------ LISTING ------

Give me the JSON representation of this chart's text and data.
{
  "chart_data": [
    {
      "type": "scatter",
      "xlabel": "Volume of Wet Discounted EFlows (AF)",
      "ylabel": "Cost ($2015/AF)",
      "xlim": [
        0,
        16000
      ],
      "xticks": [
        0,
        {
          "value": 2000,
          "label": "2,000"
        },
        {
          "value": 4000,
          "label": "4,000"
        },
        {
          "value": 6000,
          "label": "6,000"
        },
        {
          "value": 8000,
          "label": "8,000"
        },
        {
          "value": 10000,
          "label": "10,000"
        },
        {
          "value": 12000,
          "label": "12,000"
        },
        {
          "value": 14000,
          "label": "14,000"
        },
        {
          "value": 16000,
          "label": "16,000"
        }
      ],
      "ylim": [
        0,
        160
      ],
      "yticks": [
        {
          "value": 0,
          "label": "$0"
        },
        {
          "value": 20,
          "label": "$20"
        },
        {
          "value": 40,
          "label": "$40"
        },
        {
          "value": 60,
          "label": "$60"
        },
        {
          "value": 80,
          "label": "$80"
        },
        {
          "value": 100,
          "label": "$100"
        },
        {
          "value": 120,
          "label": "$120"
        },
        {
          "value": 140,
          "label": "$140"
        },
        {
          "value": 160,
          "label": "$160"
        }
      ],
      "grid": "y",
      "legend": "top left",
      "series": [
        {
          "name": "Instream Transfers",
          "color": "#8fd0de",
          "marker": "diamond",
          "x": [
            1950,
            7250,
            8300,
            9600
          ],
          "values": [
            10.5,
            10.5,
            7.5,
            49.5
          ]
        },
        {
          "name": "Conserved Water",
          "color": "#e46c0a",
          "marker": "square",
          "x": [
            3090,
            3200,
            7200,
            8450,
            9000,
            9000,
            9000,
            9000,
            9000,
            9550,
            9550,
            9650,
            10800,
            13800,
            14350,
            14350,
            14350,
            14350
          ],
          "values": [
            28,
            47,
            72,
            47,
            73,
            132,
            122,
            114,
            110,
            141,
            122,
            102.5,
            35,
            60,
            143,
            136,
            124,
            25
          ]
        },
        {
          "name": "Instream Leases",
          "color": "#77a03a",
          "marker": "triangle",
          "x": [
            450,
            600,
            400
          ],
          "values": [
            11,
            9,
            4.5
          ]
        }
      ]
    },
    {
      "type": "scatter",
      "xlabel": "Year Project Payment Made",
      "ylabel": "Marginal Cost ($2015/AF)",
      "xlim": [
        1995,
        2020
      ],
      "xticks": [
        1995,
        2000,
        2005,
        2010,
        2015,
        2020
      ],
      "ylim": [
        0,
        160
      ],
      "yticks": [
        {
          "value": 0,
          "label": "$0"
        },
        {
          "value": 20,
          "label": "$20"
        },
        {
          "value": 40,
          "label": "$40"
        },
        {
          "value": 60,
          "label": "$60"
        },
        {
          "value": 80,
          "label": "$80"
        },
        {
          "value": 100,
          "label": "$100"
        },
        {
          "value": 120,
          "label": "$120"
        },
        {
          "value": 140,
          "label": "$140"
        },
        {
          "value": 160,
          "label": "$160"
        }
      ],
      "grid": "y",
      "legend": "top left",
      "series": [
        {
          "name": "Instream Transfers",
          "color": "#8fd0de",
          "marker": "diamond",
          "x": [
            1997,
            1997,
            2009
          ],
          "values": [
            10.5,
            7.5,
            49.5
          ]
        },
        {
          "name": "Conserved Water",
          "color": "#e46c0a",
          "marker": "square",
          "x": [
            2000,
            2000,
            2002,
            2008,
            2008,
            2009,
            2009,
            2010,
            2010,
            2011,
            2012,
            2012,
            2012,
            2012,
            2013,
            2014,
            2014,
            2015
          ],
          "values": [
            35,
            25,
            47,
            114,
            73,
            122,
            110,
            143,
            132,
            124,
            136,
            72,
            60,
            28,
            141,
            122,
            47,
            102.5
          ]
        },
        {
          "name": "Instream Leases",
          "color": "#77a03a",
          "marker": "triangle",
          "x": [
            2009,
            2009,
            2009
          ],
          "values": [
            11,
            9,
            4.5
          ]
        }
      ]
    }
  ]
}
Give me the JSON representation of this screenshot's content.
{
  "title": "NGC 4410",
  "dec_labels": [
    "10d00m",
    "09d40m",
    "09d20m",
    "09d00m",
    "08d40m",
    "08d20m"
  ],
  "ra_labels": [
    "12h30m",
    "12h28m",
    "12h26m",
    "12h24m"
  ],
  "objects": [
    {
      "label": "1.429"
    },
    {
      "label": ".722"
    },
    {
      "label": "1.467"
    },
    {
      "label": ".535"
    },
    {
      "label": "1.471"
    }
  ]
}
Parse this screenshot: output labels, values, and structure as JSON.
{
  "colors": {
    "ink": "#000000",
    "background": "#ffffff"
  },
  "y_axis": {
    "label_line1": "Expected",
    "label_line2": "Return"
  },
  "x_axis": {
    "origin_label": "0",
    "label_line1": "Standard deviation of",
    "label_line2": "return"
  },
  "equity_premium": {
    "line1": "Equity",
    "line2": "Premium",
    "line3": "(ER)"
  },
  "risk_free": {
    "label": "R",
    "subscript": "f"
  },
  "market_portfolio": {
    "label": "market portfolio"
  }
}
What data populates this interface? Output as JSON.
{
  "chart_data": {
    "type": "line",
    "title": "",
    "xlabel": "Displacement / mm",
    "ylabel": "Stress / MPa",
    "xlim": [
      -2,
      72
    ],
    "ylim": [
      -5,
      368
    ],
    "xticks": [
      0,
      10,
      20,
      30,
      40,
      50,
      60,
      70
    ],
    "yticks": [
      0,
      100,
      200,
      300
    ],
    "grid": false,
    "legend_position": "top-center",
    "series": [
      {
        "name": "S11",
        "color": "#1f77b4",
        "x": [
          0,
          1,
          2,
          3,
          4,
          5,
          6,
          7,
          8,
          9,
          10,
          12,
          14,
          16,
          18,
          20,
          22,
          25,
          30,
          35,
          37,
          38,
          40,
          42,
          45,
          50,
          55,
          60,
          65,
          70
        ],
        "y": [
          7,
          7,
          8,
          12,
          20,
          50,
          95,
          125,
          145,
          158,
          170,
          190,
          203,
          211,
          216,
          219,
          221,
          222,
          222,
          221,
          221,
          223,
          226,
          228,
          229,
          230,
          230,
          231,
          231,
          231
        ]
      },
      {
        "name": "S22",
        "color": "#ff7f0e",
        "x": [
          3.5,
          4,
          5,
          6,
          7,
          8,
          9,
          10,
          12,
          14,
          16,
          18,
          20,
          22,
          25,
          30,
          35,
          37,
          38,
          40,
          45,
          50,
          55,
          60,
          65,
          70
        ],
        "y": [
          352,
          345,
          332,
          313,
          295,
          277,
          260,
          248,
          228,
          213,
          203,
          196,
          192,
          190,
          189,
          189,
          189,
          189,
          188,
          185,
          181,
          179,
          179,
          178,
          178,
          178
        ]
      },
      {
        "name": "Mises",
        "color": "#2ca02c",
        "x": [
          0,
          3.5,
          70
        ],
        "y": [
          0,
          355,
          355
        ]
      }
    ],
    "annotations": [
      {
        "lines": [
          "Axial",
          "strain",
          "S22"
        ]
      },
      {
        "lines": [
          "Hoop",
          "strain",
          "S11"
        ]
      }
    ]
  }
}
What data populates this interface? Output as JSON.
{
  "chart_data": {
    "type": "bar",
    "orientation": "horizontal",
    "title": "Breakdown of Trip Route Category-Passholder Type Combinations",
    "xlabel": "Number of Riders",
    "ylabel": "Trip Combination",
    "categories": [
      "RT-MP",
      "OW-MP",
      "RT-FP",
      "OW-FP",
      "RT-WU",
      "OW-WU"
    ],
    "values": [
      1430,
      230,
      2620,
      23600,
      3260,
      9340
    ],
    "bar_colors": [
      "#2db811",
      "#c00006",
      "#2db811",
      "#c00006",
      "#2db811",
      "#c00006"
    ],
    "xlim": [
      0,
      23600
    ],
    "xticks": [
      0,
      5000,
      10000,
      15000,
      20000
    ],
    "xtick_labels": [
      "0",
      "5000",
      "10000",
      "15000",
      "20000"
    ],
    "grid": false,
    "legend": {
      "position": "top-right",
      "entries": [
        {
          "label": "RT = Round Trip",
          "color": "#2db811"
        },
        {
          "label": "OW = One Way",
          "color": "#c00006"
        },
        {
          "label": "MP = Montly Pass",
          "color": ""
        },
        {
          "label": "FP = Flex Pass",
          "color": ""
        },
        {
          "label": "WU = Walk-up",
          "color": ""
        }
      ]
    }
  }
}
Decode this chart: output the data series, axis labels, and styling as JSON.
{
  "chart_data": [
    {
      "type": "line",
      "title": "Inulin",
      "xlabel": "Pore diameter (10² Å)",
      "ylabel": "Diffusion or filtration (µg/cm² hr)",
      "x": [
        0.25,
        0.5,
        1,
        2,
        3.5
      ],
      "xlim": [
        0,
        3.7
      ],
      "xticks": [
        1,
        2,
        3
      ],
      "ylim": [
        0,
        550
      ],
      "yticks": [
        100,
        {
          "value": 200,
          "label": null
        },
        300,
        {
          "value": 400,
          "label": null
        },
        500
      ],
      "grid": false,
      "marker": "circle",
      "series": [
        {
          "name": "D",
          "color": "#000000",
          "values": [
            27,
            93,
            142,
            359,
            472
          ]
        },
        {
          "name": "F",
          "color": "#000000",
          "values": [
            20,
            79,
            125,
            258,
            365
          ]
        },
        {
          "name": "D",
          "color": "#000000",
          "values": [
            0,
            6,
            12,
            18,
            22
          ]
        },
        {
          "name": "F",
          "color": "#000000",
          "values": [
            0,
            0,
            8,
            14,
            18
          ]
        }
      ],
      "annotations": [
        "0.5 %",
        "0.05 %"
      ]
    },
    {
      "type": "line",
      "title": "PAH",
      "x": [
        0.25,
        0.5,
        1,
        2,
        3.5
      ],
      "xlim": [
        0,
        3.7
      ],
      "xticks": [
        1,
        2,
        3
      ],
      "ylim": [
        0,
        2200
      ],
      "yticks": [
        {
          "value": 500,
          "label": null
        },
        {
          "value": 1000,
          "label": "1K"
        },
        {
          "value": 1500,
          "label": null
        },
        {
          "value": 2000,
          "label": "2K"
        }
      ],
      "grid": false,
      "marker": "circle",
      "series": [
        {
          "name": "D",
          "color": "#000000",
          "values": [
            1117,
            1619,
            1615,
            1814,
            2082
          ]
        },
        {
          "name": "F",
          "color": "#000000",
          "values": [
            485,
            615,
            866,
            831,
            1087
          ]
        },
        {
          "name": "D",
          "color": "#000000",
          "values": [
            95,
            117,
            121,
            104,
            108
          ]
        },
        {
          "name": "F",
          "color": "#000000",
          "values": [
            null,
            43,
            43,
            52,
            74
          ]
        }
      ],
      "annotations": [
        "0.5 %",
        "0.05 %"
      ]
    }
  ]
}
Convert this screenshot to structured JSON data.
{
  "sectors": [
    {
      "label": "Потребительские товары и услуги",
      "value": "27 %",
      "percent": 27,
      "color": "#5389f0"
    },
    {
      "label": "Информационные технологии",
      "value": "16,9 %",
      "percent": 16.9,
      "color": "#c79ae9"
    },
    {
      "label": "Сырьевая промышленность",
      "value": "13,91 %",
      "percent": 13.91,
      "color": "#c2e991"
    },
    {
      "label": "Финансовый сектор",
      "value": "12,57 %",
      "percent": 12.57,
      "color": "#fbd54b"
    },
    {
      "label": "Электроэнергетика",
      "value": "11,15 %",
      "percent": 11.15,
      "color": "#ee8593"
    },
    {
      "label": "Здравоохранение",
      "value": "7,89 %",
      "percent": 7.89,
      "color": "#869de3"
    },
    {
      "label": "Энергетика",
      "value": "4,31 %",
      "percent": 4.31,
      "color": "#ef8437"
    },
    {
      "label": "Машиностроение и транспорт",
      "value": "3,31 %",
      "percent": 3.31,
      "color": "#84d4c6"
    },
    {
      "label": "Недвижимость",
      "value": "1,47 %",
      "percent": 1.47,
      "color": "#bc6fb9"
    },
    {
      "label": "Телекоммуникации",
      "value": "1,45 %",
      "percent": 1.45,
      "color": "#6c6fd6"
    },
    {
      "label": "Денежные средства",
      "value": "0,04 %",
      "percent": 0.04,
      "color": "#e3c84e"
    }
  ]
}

------

# OBJECTIVE
List all lines holding the string "JSON".

# OUTPUT BELOW
Give me the JSON representation of this chart's text and data.
Give me the JSON representation of this screenshot's content.
Parse this screenshot: output labels, values, and structure as JSON.
What data populates this interface? Output as JSON.
What data populates this interface? Output as JSON.
Decode this chart: output the data series, axis labels, and styling as JSON.
Convert this screenshot to structured JSON data.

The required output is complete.